▼

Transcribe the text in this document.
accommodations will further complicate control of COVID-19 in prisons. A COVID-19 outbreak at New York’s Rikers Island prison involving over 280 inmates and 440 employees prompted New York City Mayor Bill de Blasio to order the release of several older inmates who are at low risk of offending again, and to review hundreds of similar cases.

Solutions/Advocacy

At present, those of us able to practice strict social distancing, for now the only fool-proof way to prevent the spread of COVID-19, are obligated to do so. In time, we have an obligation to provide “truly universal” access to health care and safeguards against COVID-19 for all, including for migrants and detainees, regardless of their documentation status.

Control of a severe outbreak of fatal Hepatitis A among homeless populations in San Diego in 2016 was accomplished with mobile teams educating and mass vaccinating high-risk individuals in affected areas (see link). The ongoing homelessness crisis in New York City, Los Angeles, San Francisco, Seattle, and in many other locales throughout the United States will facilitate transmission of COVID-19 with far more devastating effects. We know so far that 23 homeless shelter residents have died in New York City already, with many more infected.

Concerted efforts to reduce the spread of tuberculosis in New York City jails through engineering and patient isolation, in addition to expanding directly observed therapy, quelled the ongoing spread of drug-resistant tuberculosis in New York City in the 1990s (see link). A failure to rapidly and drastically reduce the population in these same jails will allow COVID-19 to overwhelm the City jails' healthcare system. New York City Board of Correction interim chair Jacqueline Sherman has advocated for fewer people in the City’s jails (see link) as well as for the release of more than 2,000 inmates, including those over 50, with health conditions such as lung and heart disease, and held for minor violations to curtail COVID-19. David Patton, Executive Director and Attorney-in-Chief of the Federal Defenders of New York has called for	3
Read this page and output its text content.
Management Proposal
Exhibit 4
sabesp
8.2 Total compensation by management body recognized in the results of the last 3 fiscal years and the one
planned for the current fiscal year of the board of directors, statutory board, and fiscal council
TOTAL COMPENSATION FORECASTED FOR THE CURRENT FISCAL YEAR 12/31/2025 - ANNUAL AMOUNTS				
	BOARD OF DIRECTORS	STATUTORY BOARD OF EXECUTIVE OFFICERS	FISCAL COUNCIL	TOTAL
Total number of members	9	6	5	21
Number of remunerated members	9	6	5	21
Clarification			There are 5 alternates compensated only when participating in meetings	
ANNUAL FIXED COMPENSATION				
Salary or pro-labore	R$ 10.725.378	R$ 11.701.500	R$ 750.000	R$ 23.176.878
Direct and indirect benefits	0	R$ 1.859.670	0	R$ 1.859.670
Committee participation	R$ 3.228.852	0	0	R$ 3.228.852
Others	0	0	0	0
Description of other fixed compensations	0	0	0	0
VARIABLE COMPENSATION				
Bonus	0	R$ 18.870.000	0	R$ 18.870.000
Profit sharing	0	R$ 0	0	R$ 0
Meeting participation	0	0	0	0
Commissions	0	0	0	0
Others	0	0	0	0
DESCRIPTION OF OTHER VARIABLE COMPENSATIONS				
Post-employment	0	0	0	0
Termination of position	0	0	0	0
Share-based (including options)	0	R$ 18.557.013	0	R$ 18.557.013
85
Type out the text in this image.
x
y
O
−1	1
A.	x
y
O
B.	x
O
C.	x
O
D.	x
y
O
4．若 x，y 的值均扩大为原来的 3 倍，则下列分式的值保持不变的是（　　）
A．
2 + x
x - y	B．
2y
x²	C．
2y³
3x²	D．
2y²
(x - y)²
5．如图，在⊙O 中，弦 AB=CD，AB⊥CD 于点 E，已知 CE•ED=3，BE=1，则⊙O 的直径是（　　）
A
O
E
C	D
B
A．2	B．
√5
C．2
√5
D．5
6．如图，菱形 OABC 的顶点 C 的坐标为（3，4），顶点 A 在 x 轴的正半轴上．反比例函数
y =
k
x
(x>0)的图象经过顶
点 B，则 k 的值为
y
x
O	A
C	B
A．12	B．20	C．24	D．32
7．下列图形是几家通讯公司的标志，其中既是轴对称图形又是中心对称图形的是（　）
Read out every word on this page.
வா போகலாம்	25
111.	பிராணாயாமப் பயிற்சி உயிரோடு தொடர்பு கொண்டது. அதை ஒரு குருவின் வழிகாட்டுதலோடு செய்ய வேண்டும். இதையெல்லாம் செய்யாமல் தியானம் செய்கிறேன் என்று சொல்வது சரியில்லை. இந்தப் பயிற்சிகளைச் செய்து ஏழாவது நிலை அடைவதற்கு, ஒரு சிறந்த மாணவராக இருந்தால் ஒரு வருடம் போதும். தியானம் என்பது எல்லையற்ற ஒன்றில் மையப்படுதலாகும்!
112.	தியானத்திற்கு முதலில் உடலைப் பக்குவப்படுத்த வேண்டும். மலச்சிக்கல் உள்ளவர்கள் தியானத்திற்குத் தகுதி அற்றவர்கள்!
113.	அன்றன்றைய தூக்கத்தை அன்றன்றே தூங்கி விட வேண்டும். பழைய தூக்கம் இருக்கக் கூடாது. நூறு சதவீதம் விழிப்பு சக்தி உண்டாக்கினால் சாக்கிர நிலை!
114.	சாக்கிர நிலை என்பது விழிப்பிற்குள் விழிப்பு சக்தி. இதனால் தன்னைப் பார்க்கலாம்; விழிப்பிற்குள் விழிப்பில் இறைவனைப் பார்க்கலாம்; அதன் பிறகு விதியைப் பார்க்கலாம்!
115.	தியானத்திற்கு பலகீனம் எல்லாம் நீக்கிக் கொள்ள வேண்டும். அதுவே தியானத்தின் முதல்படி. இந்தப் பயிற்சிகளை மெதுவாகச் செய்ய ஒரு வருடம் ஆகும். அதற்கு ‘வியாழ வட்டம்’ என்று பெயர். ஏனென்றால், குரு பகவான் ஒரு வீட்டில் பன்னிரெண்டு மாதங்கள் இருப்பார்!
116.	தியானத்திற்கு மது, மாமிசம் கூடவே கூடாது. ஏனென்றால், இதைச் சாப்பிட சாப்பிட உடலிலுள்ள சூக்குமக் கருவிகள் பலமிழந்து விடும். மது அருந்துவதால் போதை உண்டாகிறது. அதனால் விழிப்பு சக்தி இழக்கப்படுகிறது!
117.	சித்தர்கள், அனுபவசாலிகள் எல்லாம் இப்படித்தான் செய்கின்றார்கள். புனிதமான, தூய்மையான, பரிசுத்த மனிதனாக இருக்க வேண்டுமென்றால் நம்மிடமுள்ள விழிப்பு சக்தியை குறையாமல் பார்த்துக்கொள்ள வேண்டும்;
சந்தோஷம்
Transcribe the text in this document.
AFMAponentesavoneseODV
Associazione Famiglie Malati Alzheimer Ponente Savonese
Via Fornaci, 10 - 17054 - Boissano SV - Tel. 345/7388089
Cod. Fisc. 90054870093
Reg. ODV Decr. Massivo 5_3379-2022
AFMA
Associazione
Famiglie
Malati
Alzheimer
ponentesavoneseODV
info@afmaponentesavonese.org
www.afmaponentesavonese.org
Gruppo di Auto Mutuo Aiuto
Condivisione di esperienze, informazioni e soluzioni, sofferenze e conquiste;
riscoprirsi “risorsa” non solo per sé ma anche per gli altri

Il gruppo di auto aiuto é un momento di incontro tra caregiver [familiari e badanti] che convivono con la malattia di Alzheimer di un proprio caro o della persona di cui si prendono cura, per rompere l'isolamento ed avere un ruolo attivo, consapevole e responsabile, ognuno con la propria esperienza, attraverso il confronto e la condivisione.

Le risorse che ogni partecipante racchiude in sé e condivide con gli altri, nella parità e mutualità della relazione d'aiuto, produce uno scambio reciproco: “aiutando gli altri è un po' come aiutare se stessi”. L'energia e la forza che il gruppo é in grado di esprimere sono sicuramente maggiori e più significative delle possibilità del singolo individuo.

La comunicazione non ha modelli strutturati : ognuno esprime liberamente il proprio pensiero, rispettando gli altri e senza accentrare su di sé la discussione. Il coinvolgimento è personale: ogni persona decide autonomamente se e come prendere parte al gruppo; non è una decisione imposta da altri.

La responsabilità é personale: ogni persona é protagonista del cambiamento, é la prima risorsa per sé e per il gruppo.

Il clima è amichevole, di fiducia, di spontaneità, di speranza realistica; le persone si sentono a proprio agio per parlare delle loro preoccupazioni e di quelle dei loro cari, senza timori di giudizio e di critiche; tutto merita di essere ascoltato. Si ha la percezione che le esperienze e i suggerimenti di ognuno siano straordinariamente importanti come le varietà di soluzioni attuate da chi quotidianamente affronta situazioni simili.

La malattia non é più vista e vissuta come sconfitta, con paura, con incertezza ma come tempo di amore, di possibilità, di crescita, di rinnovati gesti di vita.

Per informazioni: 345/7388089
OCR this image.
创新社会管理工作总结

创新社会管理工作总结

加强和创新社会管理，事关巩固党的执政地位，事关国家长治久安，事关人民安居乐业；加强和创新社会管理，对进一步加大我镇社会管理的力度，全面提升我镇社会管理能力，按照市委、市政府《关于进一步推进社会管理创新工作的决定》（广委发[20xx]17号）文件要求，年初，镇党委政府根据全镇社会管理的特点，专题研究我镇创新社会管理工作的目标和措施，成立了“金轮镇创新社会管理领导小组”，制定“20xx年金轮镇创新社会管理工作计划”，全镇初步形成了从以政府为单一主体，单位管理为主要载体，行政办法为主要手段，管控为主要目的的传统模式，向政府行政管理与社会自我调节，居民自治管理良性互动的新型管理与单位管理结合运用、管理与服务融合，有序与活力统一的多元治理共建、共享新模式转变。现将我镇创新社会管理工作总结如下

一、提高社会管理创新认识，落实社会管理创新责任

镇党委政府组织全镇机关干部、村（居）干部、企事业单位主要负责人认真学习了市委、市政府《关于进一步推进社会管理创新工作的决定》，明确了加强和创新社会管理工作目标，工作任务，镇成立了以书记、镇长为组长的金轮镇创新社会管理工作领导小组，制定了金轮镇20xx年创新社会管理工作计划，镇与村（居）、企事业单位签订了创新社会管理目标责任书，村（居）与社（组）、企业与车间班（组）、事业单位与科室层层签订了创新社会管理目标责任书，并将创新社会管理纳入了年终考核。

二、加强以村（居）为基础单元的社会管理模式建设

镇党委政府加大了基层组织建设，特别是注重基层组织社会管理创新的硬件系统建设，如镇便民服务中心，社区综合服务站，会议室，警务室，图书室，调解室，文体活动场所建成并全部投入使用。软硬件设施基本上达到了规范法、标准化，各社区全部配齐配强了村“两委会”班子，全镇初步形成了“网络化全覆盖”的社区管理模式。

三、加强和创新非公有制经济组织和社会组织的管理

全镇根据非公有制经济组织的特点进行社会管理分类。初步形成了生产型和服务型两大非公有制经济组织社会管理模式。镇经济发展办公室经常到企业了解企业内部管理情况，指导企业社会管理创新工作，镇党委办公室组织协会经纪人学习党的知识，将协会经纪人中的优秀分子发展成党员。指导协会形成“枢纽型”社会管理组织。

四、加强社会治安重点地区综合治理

▲

## [Instructions for the task]
Select and copy every line from the records that includes the word "VARIABLE".

## [Result for this task]
VARIABLE COMPENSATION				
DESCRIPTION OF OTHER VARIABLE COMPENSATIONS				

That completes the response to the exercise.